◆ TASK DESCRIPTION ◆
Look through the data below and return each line where "Lokales" appears.

─── RECORDS FOR THE EXERCISE

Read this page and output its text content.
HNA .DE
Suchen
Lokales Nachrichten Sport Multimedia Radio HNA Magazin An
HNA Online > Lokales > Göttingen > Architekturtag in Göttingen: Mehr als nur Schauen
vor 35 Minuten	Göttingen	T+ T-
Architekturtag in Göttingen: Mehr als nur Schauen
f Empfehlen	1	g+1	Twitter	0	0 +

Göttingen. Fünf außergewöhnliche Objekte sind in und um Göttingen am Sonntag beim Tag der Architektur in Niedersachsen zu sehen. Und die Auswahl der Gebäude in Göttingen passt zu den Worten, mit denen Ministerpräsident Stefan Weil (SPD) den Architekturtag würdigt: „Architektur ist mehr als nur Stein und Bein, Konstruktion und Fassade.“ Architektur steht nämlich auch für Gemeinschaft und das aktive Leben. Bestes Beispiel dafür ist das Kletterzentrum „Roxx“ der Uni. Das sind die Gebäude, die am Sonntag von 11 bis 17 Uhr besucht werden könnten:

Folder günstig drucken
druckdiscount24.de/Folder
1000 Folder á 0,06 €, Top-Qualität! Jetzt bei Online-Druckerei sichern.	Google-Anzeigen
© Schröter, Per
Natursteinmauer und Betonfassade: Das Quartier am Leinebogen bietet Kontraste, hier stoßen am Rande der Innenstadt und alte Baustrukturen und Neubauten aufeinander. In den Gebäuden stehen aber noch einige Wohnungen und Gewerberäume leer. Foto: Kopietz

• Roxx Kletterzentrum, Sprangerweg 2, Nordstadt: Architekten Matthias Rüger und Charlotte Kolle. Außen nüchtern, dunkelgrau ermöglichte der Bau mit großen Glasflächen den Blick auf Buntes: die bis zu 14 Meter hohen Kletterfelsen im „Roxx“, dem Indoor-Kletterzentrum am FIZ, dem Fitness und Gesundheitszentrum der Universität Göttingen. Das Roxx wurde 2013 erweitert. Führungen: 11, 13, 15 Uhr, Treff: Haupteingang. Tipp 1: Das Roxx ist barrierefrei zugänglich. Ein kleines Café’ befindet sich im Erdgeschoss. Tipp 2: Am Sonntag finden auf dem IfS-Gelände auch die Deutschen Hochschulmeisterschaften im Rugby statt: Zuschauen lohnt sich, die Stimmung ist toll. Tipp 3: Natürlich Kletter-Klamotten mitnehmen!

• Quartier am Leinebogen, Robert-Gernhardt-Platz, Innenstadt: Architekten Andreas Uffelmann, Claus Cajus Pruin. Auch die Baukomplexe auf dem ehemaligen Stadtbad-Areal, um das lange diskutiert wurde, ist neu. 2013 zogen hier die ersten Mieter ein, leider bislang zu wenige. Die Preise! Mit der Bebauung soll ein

──────

◆ CORRECT ANSWER ◆
Lokales Nachrichten Sport Multimedia Radio HNA Magazin An
HNA Online > Lokales > Göttingen > Architekturtag in Göttingen: Mehr als nur Schauen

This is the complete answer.